(Extracts from a graphics dataset)
▼
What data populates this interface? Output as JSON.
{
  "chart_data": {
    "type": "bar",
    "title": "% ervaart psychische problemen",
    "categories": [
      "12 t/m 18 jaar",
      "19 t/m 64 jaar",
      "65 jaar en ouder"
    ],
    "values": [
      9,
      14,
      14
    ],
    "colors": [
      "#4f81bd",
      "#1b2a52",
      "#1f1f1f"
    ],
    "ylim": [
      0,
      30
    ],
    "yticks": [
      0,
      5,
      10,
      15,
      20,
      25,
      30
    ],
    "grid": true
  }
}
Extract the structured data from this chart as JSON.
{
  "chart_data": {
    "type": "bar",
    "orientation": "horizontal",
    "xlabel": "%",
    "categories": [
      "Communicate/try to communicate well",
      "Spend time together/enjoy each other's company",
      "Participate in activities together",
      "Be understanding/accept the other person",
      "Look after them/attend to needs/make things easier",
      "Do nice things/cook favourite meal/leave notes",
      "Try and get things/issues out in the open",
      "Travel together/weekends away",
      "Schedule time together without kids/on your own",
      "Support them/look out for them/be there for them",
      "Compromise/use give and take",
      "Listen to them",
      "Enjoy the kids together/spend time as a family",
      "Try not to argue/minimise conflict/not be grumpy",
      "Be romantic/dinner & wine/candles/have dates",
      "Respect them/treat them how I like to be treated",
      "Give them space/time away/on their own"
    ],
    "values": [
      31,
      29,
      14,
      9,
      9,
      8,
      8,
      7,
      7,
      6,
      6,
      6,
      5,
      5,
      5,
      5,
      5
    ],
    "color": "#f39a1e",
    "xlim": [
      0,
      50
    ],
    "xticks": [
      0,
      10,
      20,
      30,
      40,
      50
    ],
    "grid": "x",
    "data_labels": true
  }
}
▲
▶ Prompt:
Copy out each line in the preceding records that contains "this".

▶ Answer for the task:
What data populates this interface? Output as JSON.
Extract the structured data from this chart as JSON.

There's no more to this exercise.